Data extracted from a collection:
** begin **

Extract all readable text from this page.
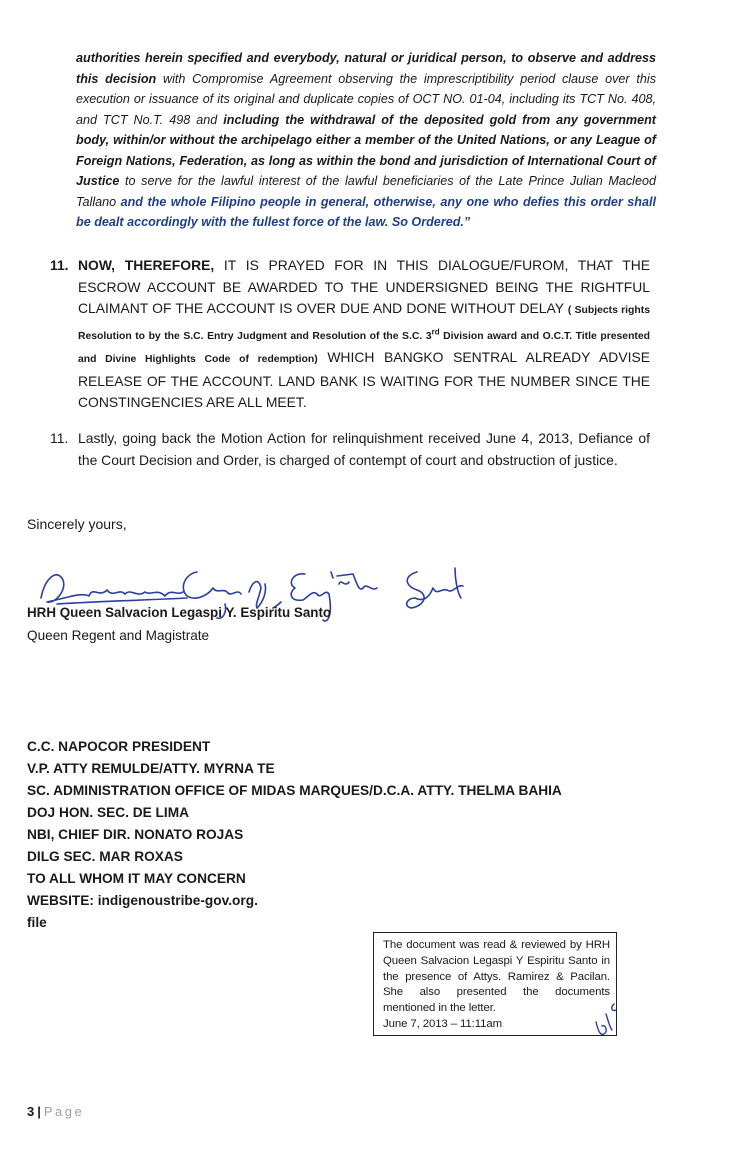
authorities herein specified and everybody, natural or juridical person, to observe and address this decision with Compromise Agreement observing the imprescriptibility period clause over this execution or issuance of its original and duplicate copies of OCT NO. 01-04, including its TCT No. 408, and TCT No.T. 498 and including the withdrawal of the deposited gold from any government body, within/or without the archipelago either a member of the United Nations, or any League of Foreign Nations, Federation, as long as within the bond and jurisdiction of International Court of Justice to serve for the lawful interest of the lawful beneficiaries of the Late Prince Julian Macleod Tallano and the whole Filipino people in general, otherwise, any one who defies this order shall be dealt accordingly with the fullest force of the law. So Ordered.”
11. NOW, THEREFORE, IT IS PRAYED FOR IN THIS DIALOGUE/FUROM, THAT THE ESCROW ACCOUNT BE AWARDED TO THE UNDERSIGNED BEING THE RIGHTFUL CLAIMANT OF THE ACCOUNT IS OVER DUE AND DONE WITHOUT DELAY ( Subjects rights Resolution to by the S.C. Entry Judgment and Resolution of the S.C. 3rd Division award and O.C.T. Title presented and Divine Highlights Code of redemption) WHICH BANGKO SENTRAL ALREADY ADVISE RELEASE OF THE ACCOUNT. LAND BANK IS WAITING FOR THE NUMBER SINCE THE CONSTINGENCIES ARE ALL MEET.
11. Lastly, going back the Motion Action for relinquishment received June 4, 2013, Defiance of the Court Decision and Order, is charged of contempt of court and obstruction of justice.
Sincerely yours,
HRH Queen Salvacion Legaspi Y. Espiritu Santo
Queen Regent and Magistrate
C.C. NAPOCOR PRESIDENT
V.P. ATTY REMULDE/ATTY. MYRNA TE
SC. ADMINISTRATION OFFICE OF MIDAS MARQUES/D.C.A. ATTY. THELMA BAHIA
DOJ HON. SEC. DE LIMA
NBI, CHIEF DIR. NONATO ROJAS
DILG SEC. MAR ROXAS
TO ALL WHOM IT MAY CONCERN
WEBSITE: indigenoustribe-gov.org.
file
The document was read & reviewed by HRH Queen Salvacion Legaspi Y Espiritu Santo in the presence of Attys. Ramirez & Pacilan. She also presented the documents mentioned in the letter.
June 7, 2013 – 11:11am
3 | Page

** end **
** begin **

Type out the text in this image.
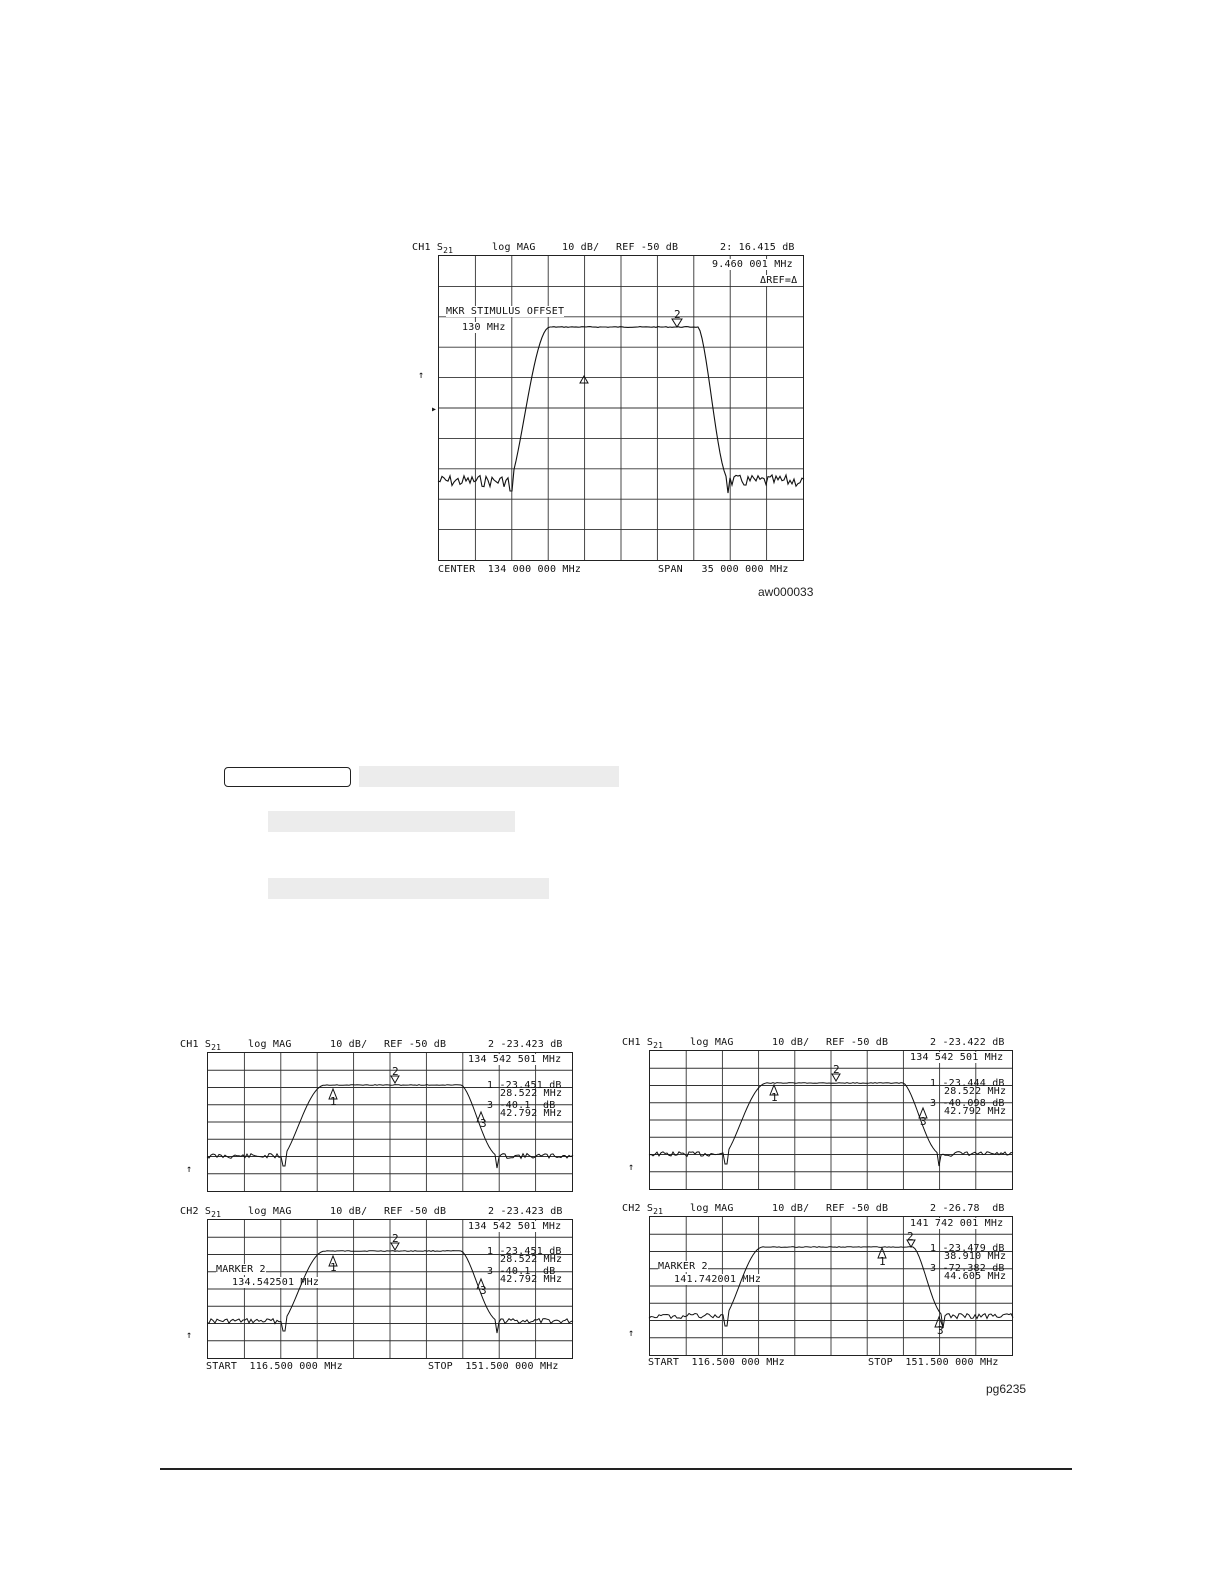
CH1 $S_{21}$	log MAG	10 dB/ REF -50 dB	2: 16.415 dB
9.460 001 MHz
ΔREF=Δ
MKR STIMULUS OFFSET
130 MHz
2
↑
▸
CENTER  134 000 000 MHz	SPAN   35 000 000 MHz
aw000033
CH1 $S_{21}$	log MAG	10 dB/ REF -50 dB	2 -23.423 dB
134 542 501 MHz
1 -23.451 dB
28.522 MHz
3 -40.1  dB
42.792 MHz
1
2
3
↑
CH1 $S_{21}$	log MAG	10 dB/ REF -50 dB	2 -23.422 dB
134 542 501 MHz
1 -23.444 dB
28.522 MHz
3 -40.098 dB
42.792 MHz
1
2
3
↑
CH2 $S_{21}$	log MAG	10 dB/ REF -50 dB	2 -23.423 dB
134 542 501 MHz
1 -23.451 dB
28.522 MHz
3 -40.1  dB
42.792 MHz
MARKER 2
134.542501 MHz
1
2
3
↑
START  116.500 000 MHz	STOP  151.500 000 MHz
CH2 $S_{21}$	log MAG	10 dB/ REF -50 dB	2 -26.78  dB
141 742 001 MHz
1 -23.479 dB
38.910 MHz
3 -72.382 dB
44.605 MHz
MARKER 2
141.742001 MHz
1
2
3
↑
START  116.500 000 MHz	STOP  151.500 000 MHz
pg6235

** end **
** begin **

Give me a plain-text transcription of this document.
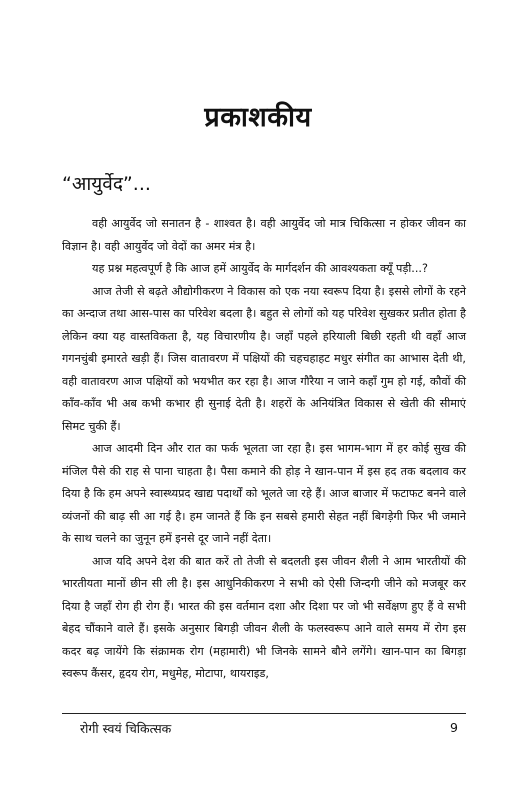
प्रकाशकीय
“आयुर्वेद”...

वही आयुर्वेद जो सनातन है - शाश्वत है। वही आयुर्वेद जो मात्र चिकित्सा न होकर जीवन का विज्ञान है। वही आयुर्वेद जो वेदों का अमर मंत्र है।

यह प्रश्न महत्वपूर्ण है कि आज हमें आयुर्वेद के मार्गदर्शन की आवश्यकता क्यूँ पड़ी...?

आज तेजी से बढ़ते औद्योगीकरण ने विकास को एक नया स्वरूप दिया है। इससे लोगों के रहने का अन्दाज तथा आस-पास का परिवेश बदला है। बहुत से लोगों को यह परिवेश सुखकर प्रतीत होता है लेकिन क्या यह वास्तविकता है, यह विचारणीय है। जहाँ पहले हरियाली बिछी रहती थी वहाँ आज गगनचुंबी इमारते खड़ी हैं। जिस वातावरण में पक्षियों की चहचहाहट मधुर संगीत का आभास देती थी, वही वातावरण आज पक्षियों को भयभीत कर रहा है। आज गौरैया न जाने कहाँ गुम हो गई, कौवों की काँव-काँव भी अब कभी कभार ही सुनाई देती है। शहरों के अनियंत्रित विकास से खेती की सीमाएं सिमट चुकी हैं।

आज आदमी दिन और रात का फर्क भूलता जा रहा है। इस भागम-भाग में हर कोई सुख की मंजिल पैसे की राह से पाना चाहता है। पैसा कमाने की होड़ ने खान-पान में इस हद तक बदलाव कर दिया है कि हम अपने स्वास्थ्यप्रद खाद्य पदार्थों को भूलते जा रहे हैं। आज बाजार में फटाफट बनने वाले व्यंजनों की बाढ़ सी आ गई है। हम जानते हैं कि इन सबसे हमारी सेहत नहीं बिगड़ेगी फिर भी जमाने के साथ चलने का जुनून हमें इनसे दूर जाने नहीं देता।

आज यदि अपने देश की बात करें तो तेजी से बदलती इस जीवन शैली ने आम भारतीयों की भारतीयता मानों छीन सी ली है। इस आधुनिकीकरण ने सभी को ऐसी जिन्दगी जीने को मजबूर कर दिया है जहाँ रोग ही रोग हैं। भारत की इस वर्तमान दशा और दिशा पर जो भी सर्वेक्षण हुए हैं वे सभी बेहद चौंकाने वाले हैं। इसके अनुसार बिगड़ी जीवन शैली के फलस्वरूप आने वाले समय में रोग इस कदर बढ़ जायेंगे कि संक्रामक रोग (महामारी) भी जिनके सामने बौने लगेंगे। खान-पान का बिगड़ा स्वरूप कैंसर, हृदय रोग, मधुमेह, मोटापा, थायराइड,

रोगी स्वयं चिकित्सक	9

** end **

Directions: Isolate each line of the listing above that includes "June". Copy it.

Answer to the task:
11. Lastly, going back the Motion Action for relinquishment received June 4, 2013, Defiance of the Court Decision and Order, is charged of contempt of court and obstruction of justice.
June 7, 2013 – 11:11am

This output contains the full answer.